Data items >>
[BEGIN]
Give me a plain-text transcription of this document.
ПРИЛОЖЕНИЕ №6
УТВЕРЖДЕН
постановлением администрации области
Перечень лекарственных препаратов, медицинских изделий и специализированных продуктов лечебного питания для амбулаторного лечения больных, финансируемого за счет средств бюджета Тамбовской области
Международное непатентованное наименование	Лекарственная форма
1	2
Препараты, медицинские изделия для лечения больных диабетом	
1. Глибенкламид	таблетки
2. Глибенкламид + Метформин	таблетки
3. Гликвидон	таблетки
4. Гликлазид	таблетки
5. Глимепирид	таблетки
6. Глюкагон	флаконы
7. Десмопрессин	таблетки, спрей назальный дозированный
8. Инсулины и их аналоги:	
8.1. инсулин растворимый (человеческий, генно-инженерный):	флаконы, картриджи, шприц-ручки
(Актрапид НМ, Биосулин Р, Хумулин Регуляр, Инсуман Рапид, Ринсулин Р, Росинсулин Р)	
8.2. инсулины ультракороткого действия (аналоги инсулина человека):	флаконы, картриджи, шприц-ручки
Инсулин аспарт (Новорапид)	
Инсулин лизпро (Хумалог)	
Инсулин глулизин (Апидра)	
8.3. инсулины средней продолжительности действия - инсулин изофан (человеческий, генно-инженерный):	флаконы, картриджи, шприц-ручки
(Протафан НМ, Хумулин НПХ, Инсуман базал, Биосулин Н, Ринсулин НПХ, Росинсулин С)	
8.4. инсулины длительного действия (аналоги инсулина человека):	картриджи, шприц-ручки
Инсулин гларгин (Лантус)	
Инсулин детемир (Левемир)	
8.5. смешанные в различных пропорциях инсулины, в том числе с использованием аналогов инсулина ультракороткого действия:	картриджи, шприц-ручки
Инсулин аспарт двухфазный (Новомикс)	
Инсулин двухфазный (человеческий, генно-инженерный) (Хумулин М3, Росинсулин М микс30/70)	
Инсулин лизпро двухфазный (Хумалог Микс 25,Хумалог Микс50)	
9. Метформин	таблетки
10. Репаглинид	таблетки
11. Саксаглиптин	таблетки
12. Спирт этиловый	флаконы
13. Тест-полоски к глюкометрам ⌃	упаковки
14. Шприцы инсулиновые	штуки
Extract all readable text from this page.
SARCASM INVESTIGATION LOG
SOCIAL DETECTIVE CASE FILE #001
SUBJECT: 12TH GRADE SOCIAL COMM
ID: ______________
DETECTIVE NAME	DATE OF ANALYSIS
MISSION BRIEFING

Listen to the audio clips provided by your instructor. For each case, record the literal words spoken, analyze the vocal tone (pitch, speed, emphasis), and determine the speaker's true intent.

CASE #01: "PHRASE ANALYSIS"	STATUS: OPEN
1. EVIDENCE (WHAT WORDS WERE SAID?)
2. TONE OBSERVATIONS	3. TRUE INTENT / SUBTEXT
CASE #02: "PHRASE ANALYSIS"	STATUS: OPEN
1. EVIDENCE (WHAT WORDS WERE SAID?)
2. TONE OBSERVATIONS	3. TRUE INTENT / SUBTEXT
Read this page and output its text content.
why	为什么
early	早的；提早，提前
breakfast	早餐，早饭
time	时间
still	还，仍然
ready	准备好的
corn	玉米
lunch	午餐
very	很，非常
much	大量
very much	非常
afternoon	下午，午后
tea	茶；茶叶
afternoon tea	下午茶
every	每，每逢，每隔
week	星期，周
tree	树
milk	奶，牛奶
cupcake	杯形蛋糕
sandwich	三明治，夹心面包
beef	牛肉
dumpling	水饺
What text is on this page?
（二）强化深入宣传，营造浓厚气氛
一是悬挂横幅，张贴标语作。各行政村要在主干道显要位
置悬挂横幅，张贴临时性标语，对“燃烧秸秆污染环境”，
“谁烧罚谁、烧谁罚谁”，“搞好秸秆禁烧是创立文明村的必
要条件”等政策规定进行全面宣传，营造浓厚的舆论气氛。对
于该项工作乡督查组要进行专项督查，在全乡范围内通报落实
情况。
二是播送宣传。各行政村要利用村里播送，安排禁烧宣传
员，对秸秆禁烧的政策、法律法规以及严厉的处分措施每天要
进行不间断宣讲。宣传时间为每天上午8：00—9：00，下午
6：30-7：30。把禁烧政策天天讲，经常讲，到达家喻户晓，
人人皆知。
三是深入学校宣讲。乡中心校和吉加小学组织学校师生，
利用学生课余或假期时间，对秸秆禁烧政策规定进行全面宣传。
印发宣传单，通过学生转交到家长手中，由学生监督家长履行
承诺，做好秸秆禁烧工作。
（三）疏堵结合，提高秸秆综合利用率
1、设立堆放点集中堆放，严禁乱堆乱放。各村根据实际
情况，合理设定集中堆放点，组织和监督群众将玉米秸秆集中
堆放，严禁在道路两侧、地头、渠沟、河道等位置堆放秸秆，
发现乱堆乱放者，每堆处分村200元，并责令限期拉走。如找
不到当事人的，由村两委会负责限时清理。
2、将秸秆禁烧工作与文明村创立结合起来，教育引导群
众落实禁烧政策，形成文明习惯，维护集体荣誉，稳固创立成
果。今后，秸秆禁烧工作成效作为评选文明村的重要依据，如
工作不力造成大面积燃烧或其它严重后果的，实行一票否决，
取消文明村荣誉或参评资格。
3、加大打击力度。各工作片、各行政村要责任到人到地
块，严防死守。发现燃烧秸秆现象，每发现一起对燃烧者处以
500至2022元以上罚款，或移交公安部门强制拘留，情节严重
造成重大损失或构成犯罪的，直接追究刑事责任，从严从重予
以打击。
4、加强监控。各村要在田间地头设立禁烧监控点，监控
[END]
In the entries above, find lines with "лизпро" and copy each.

Инсулин лизпро (Хумалог)	
Инсулин лизпро двухфазный (Хумалог Микс 25,Хумалог Микс50)	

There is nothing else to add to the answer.